(Extrait choisi):
Il est dangereux de se mettre à écrire sur le tard, l’esprit a perdu de sa verdeur ; lui-même aurait dû s’y prendre plus tôt, mais, voulant peindre sa vie, il a dû attendre le moment où elle se déroulait tout entière à ses yeux. — Si j’avais voulu faire de la science, je m’y serais pris plus tôt ; j’aurais écrit dans un temps plus rapproché de mes études, alors que j’avais plus d’esprit et de mémoire. Pour faire métier d’écrire, mieux eùt valu m’y livrer à cet âge où j’avais toute ma vigueur, qu’à celui que j’ai actuellement ; peut-être eussé-je rencontré alors, en une saison plus propice, cette faveur si gracieuse que du fait de mon ouvrage la fortune m’a octroyée en ces derniers temps et que, tout à la fois, je suis heureux de posséder et sur le point de perdre ! Deux de mes connaissances, très bien doués sous le rapport de la littérature, ont, à mon avis, perdu la moitié de leur valeur, pour s’être refusé d’écrire à quarante ans, et avoir attendu pour le faire, qu’ils en aient soixante. La maturité a ses défauts tout comme ce qui est encore vert, ils sont même pires ; quant à la vieillesse, elle est aussi impropre à ce travail qu’à tout autre chose, et quiconque met sous presse sa décrépitude, fait une folie, s’il espère en faire sortir des idées qui ne sentent pas le disgracié, le rêveur, l’assoupi ; notre esprit se resserre et s’épaissit en vieillissant. J’étale avec pompe et abondance mon ignorance, ma science n’apparaît que maigre et piteuse ; celle-ci n’est qu’accessoire et accidentelle, celle-là constitue en moi l’essentiel et le principal. Je ne traite de rien à point nommé, si ce n’est de bagatelles, et ne parle de science que pour donner à constater que je ne sais rien. J’ai choisi pour peindre ma vie l’époque où je l’ai tout entière sous les yeux ; ce qui en reste appartient plutôt à la mort, et quand celle-ci viendra, s’il m’est donné de pouvoir, comme d’autres l’ont fait, en traduire les impressions, volontiers en quittant ce monde j’en ferai part au public.

(Consigne):
Dans l'extrait ci-dessus sur l'écriture tardive, relevez tous les termes qui désignent ce dont sentent les idées tirées de la décrépitude mise sous presse.

(Données fournies):
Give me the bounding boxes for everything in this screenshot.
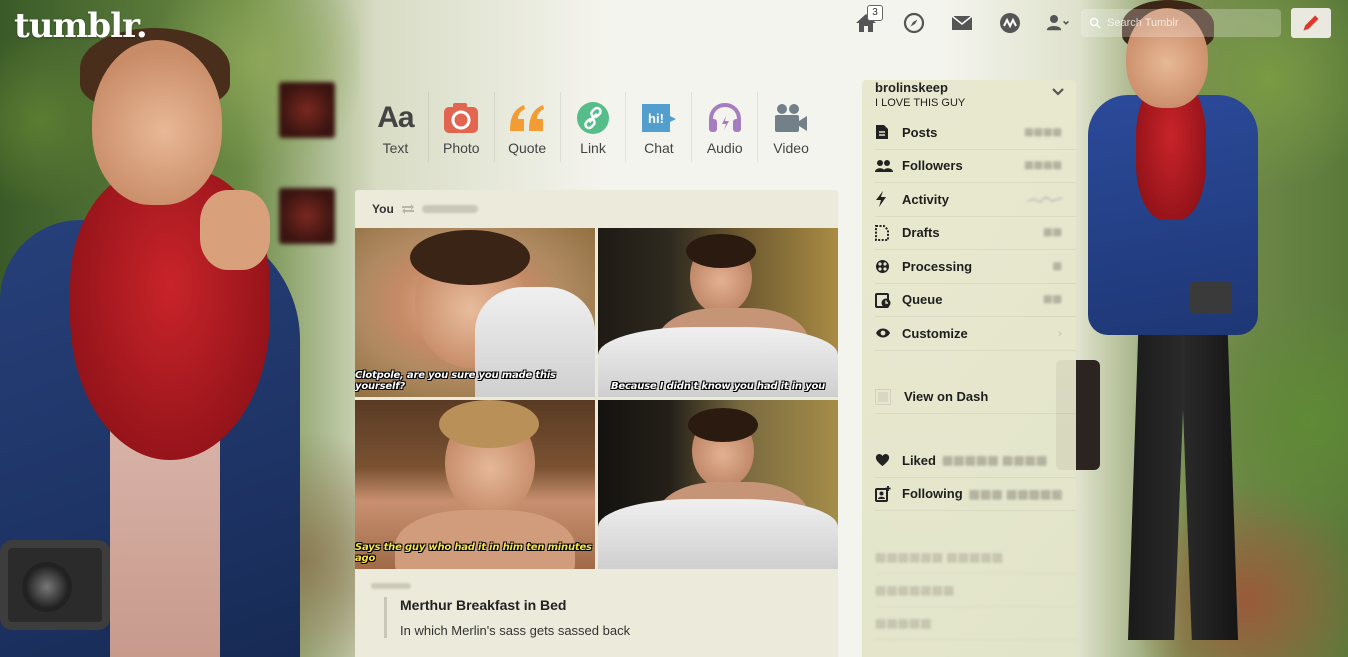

(Corrigé):
- le disgracié
- le rêveur
- l'assoupi